_Written task_: Look through the data below. Show each line where the string "emoji" occurs.

_Record excerpts_:
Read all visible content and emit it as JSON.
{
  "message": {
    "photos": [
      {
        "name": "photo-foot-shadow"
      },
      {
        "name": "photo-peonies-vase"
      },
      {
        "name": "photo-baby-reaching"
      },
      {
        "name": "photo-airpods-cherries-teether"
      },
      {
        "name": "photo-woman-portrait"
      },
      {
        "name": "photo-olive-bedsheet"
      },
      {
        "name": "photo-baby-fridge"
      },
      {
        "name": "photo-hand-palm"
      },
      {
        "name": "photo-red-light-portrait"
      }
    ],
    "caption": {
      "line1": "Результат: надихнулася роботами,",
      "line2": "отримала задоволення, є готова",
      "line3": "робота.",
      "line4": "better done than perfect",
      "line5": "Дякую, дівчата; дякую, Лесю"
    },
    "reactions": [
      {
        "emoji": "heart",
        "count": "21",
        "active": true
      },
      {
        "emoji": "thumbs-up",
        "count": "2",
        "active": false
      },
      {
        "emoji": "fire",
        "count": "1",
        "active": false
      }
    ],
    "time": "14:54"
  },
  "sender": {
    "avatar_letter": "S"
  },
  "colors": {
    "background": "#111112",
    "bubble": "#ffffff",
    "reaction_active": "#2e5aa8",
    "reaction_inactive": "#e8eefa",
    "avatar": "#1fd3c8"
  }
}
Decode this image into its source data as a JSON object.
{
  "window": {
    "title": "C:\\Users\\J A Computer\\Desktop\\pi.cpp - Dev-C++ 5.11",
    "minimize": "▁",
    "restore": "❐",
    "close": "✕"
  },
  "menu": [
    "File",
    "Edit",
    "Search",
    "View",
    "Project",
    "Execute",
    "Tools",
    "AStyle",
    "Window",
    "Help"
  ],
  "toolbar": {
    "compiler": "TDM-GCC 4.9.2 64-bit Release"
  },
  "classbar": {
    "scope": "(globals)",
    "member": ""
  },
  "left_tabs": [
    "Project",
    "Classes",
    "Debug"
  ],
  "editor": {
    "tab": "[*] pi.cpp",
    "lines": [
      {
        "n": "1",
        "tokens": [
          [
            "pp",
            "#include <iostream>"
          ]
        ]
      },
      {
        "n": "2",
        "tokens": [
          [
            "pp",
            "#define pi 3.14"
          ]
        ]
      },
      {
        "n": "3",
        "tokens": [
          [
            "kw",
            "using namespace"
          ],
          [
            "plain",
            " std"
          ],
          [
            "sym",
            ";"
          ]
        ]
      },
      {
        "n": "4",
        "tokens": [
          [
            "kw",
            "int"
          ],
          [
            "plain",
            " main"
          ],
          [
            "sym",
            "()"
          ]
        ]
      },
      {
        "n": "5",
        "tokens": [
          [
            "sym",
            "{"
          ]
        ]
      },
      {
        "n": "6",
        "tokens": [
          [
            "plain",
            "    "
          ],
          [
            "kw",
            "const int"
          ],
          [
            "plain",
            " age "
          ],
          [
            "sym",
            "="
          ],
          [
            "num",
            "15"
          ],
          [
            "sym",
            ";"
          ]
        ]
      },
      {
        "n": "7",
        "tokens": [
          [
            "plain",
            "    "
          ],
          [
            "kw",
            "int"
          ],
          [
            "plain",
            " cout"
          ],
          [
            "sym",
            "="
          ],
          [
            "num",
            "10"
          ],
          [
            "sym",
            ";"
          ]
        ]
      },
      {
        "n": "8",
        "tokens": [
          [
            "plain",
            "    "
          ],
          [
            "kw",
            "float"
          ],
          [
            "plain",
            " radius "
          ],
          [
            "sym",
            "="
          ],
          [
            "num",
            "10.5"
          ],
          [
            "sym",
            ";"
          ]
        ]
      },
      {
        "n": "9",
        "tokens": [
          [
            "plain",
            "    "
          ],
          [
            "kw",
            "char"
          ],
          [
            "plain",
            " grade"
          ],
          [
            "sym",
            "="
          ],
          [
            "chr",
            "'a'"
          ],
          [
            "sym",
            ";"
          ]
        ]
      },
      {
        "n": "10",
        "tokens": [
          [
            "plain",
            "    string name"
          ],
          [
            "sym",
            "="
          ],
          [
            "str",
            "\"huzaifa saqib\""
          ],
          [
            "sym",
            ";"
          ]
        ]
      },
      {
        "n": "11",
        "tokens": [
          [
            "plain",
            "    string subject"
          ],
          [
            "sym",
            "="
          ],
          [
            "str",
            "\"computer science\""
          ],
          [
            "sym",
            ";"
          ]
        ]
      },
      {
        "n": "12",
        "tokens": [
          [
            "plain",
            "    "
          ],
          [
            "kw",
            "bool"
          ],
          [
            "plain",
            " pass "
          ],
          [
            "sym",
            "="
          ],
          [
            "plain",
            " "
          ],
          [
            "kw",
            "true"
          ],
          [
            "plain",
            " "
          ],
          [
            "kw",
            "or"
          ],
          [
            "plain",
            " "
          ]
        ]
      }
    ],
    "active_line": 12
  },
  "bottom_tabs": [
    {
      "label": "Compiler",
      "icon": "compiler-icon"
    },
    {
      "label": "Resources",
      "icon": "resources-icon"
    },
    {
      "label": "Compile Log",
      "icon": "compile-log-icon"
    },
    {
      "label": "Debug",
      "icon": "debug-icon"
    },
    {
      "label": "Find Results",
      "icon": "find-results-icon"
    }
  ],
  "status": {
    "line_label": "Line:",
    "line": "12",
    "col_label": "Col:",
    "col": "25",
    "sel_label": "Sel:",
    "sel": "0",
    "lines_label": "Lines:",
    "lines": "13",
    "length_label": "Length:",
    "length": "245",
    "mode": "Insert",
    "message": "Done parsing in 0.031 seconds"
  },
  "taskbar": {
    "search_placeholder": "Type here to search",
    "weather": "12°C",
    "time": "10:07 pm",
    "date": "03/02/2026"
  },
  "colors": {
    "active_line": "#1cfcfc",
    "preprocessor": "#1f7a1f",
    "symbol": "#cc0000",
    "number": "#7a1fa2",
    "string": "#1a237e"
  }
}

_Finished exercise_:
        "emoji": "heart",
        "emoji": "thumbs-up",
        "emoji": "fire",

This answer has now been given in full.